### Records for the exercise
--*--

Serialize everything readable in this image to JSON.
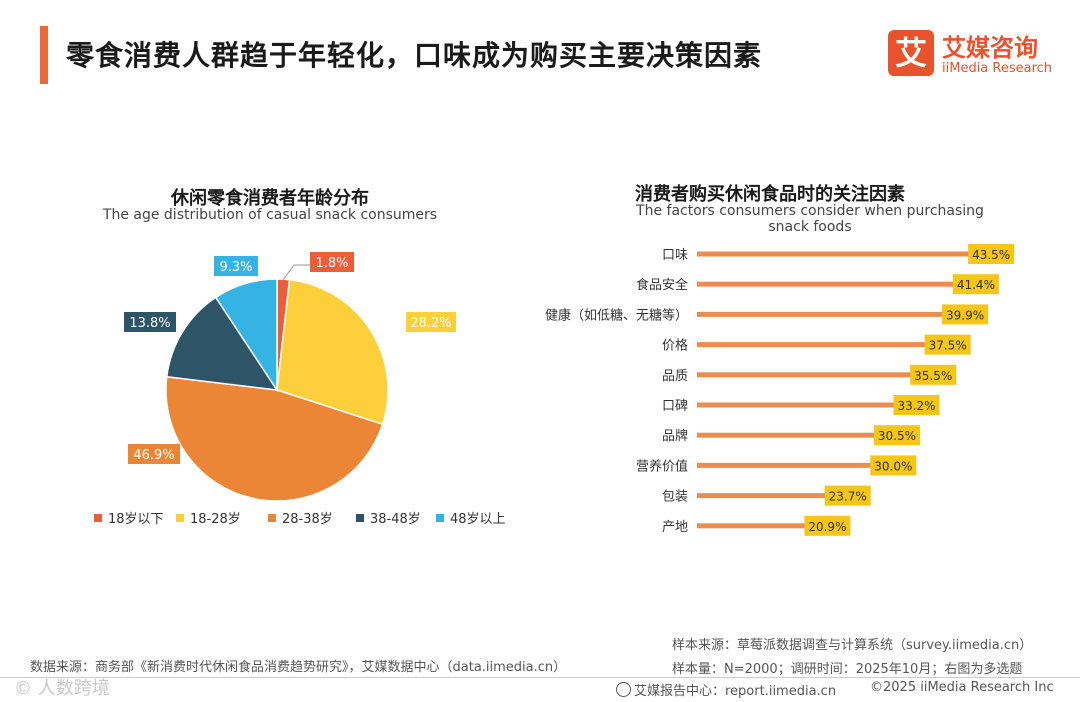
{
  "header": {
    "title": "零食消费人群趋于年轻化，口味成为购买主要决策因素",
    "logo_mark": "艾",
    "logo_cn": "艾媒咨询",
    "logo_en": "iiMedia Research"
  },
  "colors": {
    "accent": "#ea6a3a",
    "bar": "#ea8d4f",
    "label_bg": "#f5c518",
    "pie": [
      "#eb5e3a",
      "#fdd03b",
      "#ea8636",
      "#2e5567",
      "#35b4e4"
    ]
  },
  "chart_data": [
    {
      "type": "pie",
      "title": "休闲零食消费者年龄分布",
      "subtitle": "The age distribution of casual snack consumers",
      "legend_position": "bottom",
      "slices": [
        {
          "name": "18岁以下",
          "value": 1.8,
          "label": "1.8%"
        },
        {
          "name": "18-28岁",
          "value": 28.2,
          "label": "28.2%"
        },
        {
          "name": "28-38岁",
          "value": 46.9,
          "label": "46.9%"
        },
        {
          "name": "38-48岁",
          "value": 13.8,
          "label": "13.8%"
        },
        {
          "name": "48岁以上",
          "value": 9.3,
          "label": "9.3%"
        }
      ]
    },
    {
      "type": "bar",
      "orientation": "horizontal",
      "title": "消费者购买休闲食品时的关注因素",
      "subtitle": "The factors consumers consider when purchasing snack foods",
      "categories": [
        "口味",
        "食品安全",
        "健康（如低糖、无糖等）",
        "价格",
        "品质",
        "口碑",
        "品牌",
        "营养价值",
        "包装",
        "产地"
      ],
      "values": [
        43.5,
        41.4,
        39.9,
        37.5,
        35.5,
        33.2,
        30.5,
        30.0,
        23.7,
        20.9
      ],
      "labels": [
        "43.5%",
        "41.4%",
        "39.9%",
        "37.5%",
        "35.5%",
        "33.2%",
        "30.5%",
        "30.0%",
        "23.7%",
        "20.9%"
      ],
      "xlim": [
        0,
        45
      ]
    }
  ],
  "footer": {
    "data_source": "数据来源：商务部《新消费时代休闲食品消费趋势研究》，艾媒数据中心（data.iimedia.cn）",
    "sample_source": "样本来源：草莓派数据调查与计算系统（survey.iimedia.cn）",
    "sample_info": "样本量：N=2000；调研时间：2025年10月；右图为多选题",
    "report_center": "艾媒报告中心：report.iimedia.cn",
    "copyright": "©2025  iiMedia Research  Inc",
    "watermark": "© 人数跨境"
  }
}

--*--

### Challenge
Every record above should come back exactly, but without its pictures.

### Correct answer
Serialize everything readable in this image to JSON.
{
  "header": {
    "title": "零食消费人群趋于年轻化，口味成为购买主要决策因素",
    "logo_mark": "艾",
    "logo_cn": "艾媒咨询",
    "logo_en": "iiMedia Research"
  },
  "colors": {
    "accent": "#ea6a3a",
    "bar": "#ea8d4f",
    "label_bg": "#f5c518",
    "pie": [
      "#eb5e3a",
      "#fdd03b",
      "#ea8636",
      "#2e5567",
      "#35b4e4"
    ]
  },
  "chart_data": [
    {
      "type": "pie",
      "title": "休闲零食消费者年龄分布",
      "subtitle": "The age distribution of casual snack consumers",
      "legend_position": "bottom",
      "slices": [
        {
          "name": "18岁以下",
          "value": 1.8,
          "label": "1.8%"
        },
        {
          "name": "18-28岁",
          "value": 28.2,
          "label": "28.2%"
        },
        {
          "name": "28-38岁",
          "value": 46.9,
          "label": "46.9%"
        },
        {
          "name": "38-48岁",
          "value": 13.8,
          "label": "13.8%"
        },
        {
          "name": "48岁以上",
          "value": 9.3,
          "label": "9.3%"
        }
      ]
    },
    {
      "type": "bar",
      "orientation": "horizontal",
      "title": "消费者购买休闲食品时的关注因素",
      "subtitle": "The factors consumers consider when purchasing snack foods",
      "categories": [
        "口味",
        "食品安全",
        "健康（如低糖、无糖等）",
        "价格",
        "品质",
        "口碑",
        "品牌",
        "营养价值",
        "包装",
        "产地"
      ],
      "values": [
        43.5,
        41.4,
        39.9,
        37.5,
        35.5,
        33.2,
        30.5,
        30.0,
        23.7,
        20.9
      ],
      "labels": [
        "43.5%",
        "41.4%",
        "39.9%",
        "37.5%",
        "35.5%",
        "33.2%",
        "30.5%",
        "30.0%",
        "23.7%",
        "20.9%"
      ],
      "xlim": [
        0,
        45
      ]
    }
  ],
  "footer": {
    "data_source": "数据来源：商务部《新消费时代休闲食品消费趋势研究》，艾媒数据中心（data.iimedia.cn）",
    "sample_source": "样本来源：草莓派数据调查与计算系统（survey.iimedia.cn）",
    "sample_info": "样本量：N=2000；调研时间：2025年10月；右图为多选题",
    "report_center": "艾媒报告中心：report.iimedia.cn",
    "copyright": "©2025  iiMedia Research  Inc",
    "watermark": "© 人数跨境"
  }
}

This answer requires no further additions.